Step 2: Set the hole type, hooks or studs.
This is the decision that makes the card work. French hooks and ear wires sit farther apart than stud posts, so the hole spacing is different. Tell the tool which one you are making. If you sell both, generate one card layout for each.
Step 3: Confirm the hole specs.
These numbers are what keep an earring hanging straight instead of leaning in:
For French hooks and ear wires:
- Hole diameter: 1.5 to 2mm (1.5mm is fine for hooks; 2mm threads more easily)
- Hole spacing, centre to centre: 12 to 15mm, matching the standard spread of earring hooks
- Placement: 25 to 30mm down from the top, centred
For stud earrings:
- Hole diameter: 1 to 1.5mm, just enough for the 0.7 to 1mm post
- Hole spacing: 8 to 10mm, since studs sit closer together
- Placement: same 25 to 30mm from the top
These land both holes in the top third of the card, centred, with enough material above them to keep the card rigid and the earring upright.
Step 4: Add your logo and text.
Add your shop name or logo to the front. If you are lasering, this becomes an engrave layer. If you are cutting cardstock, you will print your branding before you cut, or run a separate print-then-cut workflow in your cutter software. Leave room on the back for care text and material info; more on what to put there below.
Step 5: Download the file.
Download the cut file. For a Cricut or Silhouette, an SVG imports straight into Design Space or Studio. For a laser, the same SVG opens in LightBurn, xTool, Glowforge, or your usual software, with the outline and holes as cut paths and the logo as an engrave layer.
Name it so you can find it again: arch-card-2.5x3.5-hooks.svg. You will reuse this every time.
Step 6: Cut.
On a vinyl cutter: load your cardstock on the right mat, set the material to cardstock, and use a fresh or fine-point blade. Cardstock dulls blades faster than vinyl, and a tired blade tears the small holes. If your cards have a print-and-cut design, run the registration step so the cut lines up with your printed branding.
On a laser: run your normal settings for the material. Acrylic at 1.5 to 2mm is a single clean pass with air assist on. Mask plywood first. Cut the holes and outline together, and run the engrave layer for your logo.

■ Extracted material ■
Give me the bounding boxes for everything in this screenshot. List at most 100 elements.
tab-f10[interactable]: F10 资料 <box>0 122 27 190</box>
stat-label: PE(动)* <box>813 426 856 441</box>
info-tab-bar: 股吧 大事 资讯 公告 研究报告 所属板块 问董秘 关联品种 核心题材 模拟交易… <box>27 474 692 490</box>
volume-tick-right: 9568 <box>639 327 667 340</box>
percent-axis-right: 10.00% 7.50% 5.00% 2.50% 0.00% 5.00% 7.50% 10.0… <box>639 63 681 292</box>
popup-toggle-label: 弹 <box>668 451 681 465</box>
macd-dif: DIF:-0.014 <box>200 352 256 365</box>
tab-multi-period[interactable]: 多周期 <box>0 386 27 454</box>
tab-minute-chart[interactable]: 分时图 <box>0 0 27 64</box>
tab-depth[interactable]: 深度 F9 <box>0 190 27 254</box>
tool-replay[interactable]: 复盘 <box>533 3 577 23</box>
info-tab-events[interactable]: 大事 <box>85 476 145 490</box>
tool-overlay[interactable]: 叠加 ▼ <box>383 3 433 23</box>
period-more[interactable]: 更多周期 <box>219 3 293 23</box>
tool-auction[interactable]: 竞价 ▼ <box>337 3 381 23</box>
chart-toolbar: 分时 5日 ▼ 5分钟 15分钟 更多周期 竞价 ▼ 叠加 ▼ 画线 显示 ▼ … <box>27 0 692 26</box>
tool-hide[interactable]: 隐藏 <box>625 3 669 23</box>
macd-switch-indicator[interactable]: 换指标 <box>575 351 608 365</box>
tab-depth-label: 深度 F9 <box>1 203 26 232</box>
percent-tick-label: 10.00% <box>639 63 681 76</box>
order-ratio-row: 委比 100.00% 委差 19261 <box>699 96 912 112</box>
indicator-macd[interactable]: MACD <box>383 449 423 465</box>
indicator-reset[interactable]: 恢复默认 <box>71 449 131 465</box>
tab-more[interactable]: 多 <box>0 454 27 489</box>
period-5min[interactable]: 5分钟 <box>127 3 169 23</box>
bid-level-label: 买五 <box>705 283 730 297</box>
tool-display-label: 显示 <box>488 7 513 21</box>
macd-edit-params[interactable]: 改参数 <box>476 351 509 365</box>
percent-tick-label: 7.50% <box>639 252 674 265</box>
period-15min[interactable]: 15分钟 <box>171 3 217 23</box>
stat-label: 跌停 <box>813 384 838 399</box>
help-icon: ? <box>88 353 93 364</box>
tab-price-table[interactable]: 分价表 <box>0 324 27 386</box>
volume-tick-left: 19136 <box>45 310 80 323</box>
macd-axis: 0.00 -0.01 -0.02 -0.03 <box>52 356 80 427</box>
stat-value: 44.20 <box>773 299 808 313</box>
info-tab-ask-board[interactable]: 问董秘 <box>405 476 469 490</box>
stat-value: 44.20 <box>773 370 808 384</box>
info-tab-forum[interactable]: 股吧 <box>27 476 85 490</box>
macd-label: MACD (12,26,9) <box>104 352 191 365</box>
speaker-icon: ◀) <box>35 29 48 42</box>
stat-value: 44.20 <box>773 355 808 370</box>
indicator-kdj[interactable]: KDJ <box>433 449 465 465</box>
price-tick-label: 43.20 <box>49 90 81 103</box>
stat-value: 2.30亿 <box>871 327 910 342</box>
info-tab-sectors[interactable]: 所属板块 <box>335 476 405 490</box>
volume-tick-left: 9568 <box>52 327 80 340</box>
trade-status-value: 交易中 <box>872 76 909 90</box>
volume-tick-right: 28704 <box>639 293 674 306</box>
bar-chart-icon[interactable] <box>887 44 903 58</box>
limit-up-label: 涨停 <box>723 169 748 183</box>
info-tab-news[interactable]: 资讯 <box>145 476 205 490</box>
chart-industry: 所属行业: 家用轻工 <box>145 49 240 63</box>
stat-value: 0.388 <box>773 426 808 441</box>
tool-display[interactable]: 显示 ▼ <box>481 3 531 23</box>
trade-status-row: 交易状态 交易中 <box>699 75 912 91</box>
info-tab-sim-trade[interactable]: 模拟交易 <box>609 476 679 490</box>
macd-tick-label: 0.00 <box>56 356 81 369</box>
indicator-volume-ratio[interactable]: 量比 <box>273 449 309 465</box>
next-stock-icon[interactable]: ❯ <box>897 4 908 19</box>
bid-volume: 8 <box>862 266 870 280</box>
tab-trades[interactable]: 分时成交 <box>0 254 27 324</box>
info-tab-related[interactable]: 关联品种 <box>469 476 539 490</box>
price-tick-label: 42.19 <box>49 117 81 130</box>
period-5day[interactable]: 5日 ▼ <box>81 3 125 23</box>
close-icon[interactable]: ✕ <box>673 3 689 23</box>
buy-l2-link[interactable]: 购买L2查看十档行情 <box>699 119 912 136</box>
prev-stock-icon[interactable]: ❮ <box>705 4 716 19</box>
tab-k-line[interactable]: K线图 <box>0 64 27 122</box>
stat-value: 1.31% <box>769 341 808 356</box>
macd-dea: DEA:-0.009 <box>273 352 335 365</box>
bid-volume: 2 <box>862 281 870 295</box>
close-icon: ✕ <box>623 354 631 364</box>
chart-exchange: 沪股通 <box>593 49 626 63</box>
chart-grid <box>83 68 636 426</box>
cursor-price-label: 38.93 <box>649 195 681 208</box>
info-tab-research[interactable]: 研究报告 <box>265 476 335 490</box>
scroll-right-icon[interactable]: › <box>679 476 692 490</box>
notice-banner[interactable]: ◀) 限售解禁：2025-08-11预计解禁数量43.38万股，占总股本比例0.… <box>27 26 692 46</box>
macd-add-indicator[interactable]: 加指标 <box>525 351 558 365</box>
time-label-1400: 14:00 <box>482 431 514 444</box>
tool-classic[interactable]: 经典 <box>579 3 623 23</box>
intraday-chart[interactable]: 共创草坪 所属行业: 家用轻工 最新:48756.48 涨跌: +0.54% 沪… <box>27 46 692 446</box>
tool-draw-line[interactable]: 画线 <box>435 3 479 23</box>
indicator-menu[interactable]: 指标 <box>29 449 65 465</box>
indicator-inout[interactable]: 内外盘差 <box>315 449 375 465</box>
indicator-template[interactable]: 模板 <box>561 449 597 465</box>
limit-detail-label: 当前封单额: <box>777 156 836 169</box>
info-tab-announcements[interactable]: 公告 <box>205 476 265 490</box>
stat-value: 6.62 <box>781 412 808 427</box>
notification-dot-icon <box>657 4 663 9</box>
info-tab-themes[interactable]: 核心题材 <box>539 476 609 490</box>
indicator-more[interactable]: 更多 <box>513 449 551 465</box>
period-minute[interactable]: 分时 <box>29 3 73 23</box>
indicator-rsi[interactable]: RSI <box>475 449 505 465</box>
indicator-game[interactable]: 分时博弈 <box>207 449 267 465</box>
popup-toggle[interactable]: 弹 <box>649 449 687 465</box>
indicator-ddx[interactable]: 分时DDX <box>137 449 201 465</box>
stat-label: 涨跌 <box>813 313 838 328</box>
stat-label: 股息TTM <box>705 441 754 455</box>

■ What to do ■
1. Please transcribe the earring card instructions between "On a vinyl cutter: load" and "for your logo.", inclusive.
2. According to the earring card instructions, what hole spacing should stud earrings have?

■ Expected outputs ■
1.
On a vinyl cutter: load your cardstock on the right mat, set the material to cardstock, and use a fresh or fine-point blade. Cardstock dulls blades faster than vinyl, and a tired blade tears the small holes. If your cards have a print-and-cut design, run the registration step so the cut lines up with your printed branding.
On a laser: run your normal settings for the material. Acrylic at 1.5 to 2mm is a single clean pass with air assist on. Mask plywood first. Cut the holes and outline together, and run the engrave layer for your logo.

2. 8 to 10mm